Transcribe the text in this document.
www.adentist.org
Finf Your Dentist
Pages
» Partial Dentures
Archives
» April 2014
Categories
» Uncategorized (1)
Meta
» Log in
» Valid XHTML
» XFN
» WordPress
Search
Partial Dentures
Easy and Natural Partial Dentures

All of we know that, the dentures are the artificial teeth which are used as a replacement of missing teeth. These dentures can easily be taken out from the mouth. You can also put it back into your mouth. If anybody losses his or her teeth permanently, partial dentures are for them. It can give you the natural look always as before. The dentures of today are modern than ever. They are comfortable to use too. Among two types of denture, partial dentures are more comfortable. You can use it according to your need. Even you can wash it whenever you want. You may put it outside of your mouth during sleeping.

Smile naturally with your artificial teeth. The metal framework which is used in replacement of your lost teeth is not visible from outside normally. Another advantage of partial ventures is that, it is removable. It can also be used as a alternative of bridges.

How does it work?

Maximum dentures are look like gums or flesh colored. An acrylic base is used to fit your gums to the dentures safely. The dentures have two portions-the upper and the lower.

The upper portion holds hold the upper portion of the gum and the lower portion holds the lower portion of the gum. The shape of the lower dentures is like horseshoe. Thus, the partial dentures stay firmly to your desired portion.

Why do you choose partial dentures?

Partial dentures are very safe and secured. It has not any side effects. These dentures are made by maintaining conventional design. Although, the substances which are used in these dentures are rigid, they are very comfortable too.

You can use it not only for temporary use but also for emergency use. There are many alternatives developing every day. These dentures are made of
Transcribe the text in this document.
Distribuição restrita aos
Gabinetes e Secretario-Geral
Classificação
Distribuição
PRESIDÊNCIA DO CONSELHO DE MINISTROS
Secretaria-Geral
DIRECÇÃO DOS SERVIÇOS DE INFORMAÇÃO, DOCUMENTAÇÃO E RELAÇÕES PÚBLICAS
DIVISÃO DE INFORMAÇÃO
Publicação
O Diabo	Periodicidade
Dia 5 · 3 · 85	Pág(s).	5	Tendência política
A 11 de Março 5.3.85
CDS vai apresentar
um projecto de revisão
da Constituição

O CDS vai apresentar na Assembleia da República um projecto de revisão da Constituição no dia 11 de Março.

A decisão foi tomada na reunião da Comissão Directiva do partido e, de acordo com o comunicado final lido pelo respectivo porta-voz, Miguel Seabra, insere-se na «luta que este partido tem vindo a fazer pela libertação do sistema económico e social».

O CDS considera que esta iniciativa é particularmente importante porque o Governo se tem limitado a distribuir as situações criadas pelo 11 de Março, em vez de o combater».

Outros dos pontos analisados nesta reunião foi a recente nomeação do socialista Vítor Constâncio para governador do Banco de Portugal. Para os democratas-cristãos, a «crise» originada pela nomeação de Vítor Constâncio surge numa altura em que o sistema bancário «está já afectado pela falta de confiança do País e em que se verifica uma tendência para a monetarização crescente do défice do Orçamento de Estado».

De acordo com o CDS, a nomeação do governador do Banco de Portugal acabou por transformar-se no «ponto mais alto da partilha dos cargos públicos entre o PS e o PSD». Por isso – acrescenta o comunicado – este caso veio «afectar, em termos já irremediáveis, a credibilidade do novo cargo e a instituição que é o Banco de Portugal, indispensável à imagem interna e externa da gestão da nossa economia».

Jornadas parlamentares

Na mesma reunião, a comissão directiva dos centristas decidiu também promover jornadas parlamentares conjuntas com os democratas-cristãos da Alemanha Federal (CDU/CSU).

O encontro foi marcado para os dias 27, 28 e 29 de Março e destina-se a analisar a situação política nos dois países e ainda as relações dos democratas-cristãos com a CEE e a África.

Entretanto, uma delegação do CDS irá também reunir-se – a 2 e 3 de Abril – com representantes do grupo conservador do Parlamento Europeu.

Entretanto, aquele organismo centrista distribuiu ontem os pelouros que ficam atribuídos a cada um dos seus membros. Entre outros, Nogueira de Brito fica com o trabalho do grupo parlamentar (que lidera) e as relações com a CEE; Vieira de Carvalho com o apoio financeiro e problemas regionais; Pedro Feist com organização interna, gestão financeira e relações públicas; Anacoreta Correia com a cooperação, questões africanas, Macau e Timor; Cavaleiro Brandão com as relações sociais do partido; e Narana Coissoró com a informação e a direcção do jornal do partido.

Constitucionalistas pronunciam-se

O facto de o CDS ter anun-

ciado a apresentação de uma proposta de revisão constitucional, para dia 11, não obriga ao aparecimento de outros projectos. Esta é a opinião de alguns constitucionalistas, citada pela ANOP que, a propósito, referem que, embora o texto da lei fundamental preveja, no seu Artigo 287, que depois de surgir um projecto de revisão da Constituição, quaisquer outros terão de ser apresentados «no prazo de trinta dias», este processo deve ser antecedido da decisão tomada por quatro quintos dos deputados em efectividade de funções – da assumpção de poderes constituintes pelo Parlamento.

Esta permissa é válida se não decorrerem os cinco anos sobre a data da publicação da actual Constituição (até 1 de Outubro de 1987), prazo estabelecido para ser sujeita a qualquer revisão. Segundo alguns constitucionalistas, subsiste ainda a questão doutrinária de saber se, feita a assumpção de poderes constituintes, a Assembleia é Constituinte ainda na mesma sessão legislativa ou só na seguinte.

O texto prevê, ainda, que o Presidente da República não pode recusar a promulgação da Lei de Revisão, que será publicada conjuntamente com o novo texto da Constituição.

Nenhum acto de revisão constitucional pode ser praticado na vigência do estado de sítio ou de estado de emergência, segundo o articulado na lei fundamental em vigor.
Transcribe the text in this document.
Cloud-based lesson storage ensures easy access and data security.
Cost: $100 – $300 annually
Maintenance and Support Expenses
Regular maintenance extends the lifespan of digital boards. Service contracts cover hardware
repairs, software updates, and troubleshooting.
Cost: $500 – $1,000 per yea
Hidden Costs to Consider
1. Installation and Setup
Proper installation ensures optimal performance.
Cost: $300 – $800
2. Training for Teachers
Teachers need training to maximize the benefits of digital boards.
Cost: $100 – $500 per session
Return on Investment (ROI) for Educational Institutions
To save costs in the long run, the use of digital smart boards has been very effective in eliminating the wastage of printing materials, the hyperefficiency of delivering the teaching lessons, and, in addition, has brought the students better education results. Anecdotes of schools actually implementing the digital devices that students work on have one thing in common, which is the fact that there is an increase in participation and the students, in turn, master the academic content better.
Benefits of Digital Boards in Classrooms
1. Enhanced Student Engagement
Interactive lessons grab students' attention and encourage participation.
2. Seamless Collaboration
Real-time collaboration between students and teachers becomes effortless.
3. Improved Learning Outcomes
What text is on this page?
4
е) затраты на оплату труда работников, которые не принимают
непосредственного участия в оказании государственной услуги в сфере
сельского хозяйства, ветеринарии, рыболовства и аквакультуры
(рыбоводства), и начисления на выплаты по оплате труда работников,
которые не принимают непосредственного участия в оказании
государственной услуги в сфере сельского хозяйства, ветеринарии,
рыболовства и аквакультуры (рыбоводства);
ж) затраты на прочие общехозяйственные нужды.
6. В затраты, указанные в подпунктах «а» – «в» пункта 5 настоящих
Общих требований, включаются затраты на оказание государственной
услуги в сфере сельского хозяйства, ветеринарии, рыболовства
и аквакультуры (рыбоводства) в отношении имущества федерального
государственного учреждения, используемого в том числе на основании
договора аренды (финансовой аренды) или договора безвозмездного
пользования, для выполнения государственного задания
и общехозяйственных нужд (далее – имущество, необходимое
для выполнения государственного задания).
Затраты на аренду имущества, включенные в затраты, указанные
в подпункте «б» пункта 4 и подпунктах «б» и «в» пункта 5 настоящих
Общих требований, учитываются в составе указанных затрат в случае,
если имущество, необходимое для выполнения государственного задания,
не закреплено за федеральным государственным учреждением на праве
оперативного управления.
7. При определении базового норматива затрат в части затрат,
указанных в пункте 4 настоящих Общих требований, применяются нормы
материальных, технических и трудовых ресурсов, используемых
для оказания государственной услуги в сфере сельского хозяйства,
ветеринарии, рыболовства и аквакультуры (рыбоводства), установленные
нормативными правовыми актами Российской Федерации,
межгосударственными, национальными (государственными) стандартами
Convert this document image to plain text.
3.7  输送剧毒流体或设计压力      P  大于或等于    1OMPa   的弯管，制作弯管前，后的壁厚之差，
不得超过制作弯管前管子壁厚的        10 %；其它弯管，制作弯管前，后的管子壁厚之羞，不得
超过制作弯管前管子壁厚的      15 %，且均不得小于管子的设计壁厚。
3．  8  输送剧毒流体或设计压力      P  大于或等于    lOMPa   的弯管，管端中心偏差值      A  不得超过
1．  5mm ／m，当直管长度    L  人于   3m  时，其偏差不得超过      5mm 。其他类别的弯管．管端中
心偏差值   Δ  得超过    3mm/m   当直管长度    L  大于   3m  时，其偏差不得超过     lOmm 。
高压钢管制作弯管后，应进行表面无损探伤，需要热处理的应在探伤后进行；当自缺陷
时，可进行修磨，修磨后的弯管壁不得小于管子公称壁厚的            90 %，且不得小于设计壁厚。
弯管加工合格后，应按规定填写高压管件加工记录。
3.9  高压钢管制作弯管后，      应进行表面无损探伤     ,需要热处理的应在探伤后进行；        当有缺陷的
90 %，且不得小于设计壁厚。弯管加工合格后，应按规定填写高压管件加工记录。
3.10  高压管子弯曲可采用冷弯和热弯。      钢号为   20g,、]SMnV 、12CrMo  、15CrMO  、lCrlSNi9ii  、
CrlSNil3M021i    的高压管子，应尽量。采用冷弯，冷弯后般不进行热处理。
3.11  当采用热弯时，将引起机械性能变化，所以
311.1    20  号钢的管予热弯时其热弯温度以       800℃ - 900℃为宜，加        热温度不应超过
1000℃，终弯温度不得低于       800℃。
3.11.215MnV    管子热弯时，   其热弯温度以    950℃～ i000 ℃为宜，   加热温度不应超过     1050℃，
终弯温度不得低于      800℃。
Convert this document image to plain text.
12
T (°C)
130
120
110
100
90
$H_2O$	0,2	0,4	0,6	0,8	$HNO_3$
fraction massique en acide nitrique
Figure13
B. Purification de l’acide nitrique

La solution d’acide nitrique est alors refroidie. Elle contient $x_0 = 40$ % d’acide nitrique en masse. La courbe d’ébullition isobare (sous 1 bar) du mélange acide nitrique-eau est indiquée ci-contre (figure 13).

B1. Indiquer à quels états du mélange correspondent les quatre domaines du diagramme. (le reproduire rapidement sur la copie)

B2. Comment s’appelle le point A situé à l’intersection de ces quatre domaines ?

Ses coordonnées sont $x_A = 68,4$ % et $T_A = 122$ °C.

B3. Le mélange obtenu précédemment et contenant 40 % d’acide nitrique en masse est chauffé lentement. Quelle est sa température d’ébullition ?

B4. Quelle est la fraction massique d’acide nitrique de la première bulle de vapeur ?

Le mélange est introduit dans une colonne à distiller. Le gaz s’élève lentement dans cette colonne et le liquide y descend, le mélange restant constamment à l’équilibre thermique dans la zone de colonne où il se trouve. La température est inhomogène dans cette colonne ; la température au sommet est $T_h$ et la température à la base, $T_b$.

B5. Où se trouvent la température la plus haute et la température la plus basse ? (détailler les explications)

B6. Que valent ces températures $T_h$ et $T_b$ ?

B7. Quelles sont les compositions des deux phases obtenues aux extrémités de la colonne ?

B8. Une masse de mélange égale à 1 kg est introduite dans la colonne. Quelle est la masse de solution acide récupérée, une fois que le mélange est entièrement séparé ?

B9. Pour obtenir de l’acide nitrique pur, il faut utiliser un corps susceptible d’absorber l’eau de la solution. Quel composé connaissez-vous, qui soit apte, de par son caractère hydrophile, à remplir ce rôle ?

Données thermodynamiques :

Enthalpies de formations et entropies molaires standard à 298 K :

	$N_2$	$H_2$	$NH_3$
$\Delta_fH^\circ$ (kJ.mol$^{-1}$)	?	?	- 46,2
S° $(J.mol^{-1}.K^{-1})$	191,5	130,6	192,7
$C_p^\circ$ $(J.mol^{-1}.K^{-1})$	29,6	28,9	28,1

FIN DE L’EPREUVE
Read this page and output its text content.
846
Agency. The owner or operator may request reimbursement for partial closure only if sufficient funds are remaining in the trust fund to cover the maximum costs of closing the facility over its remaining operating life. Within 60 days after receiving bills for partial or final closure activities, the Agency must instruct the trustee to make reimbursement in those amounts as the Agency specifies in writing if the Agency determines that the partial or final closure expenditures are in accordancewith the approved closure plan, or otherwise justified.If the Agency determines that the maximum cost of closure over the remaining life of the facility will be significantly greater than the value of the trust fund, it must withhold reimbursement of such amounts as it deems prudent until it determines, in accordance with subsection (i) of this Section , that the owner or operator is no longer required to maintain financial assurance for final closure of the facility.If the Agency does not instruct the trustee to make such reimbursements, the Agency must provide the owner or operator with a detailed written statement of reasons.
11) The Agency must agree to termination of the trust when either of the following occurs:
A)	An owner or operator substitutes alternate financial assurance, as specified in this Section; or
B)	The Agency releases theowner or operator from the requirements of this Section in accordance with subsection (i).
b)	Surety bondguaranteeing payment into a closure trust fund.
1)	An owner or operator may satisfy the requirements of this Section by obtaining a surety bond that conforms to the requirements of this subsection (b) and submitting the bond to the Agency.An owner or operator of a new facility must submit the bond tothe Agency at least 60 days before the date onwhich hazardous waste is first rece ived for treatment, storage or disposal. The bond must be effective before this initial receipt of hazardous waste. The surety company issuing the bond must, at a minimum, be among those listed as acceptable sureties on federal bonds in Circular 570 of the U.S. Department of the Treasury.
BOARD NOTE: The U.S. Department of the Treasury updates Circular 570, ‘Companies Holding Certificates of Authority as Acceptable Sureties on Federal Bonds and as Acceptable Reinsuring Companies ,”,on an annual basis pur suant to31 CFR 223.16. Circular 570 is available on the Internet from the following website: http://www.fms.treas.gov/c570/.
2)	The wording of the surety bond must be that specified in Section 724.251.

• [Work to be completed] Search the lines above for the string "государственной", then show every one that has it.

• [Completed task]
непосредственного участия в оказании государственной услуги в сфере
государственной услуги в сфере сельского хозяйства, ветеринарии,
Общих требований, включаются затраты на оказание государственной
для оказания государственной услуги в сфере сельского хозяйства,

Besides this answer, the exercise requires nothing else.